§ **Set problem a**
Copy the listing below line for line, from its first line up to and including the line with "fid-value-label: 70: [296, 321, 302, 327]".

§ **Quoted passage**
Radio’s royalty bill could be a lot less than first thought.

The record industry is pointing to the rates paid by Western European countries as a model for what American stations could be faced with — and it’s significantly lower than initial estimates. While U.S. stations presently pay no performance royalty, stations in Europe pay from a high of 5.58% to a low of 2.35%.

If those rates are applied to America’s $20 billion commercial radio industry, the high-low range would be $1.116 billion to $470 million. That’s considerably less than some estimates of $2 to $7 billion. “That’s a gross over exaggeration” says MusicFirst coalition spokesman Tod Donhauser. He says “The NAB is using scare tactics to convince stations that it would be bad for them.”

§ **Material for this exercise**
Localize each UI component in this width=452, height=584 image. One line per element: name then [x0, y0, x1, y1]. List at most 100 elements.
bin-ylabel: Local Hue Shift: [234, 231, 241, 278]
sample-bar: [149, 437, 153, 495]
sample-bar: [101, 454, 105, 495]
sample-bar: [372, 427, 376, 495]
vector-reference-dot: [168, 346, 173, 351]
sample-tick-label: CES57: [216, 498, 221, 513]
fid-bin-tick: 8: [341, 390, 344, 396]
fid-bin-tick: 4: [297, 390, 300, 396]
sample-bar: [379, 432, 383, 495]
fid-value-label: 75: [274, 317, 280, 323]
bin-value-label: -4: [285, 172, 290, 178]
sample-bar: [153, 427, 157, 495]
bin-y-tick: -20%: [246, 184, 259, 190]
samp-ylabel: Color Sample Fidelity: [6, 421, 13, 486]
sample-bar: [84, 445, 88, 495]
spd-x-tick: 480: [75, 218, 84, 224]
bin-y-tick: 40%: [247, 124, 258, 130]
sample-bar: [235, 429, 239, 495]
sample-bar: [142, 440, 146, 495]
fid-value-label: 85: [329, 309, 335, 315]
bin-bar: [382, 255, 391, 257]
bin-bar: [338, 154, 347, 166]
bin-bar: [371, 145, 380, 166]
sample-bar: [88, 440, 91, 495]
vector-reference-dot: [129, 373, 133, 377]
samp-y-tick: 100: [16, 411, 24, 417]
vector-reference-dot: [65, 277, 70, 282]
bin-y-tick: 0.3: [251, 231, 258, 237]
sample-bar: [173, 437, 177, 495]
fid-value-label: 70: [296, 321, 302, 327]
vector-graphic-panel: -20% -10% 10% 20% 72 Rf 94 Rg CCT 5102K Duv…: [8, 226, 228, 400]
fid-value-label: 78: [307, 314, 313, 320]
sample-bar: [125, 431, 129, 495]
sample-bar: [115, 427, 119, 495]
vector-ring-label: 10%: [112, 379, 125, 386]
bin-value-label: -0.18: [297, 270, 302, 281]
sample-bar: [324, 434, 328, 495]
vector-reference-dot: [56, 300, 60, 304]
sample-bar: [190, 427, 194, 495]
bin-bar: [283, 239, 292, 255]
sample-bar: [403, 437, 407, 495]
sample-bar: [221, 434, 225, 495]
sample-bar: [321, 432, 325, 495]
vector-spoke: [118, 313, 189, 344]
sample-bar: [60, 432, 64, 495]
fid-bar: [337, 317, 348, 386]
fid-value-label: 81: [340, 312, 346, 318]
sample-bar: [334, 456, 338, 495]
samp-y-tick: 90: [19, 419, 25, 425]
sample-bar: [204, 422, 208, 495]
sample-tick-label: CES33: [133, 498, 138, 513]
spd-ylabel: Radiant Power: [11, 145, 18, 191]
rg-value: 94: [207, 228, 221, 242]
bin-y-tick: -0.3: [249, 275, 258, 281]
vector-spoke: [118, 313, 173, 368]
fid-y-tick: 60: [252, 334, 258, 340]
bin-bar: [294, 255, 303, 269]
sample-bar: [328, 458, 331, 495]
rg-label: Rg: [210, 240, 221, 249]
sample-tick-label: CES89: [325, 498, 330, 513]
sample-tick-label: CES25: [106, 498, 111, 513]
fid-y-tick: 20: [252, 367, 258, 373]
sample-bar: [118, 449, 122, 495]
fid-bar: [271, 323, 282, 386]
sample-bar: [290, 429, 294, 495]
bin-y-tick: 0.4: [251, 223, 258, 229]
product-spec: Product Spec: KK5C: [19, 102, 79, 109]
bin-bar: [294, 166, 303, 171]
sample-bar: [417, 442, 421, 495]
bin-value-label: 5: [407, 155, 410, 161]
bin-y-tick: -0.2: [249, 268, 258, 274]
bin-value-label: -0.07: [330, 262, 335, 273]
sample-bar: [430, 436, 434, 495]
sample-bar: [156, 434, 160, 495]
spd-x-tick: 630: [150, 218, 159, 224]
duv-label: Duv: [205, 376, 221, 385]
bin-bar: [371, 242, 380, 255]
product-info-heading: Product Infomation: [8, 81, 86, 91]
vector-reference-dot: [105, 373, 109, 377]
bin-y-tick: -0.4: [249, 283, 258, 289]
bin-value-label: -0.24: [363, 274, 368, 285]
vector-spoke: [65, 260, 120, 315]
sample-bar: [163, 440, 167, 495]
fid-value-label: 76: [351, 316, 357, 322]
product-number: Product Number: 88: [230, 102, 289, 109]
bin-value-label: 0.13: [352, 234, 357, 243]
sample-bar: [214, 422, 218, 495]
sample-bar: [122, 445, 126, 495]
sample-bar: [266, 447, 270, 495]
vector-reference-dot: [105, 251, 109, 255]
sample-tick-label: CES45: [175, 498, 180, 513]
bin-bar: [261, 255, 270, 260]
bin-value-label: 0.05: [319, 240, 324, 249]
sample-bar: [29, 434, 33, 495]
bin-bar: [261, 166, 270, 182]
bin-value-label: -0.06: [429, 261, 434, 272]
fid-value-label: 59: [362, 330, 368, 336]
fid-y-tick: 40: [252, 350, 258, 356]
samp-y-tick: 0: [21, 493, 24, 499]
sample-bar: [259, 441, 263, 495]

§ **Set problem b**
Answer these questions about the radio royalty text:
(i) What range of rates do stations in Europe pay?
(ii) What dollar size does the text give for America's commercial radio industry?
(iii) Who is the spokesman for the MusicFirst coalition?

§ **Right answer a**
Localize each UI component in this width=452, height=584 image. One line per element: name then [x0, y0, x1, y1]. List at most 100 elements.
bin-ylabel: Local Hue Shift: [234, 231, 241, 278]
sample-bar: [149, 437, 153, 495]
sample-bar: [101, 454, 105, 495]
sample-bar: [372, 427, 376, 495]
vector-reference-dot: [168, 346, 173, 351]
sample-tick-label: CES57: [216, 498, 221, 513]
fid-bin-tick: 8: [341, 390, 344, 396]
fid-bin-tick: 4: [297, 390, 300, 396]
sample-bar: [379, 432, 383, 495]
fid-value-label: 75: [274, 317, 280, 323]
bin-value-label: -4: [285, 172, 290, 178]
sample-bar: [153, 427, 157, 495]
bin-y-tick: -20%: [246, 184, 259, 190]
samp-ylabel: Color Sample Fidelity: [6, 421, 13, 486]
sample-bar: [84, 445, 88, 495]
spd-x-tick: 480: [75, 218, 84, 224]
bin-y-tick: 40%: [247, 124, 258, 130]
sample-bar: [235, 429, 239, 495]
sample-bar: [142, 440, 146, 495]
fid-value-label: 85: [329, 309, 335, 315]
bin-bar: [382, 255, 391, 257]
bin-bar: [338, 154, 347, 166]
bin-bar: [371, 145, 380, 166]
sample-bar: [88, 440, 91, 495]
vector-reference-dot: [129, 373, 133, 377]
samp-y-tick: 100: [16, 411, 24, 417]
vector-reference-dot: [65, 277, 70, 282]
bin-y-tick: 0.3: [251, 231, 258, 237]
sample-bar: [173, 437, 177, 495]
fid-value-label: 70: [296, 321, 302, 327]

§ **Right answer b**
(i) From a high of 5.58% to a low of 2.35%.
(ii) $20 billion.
(iii) Tod Donhauser.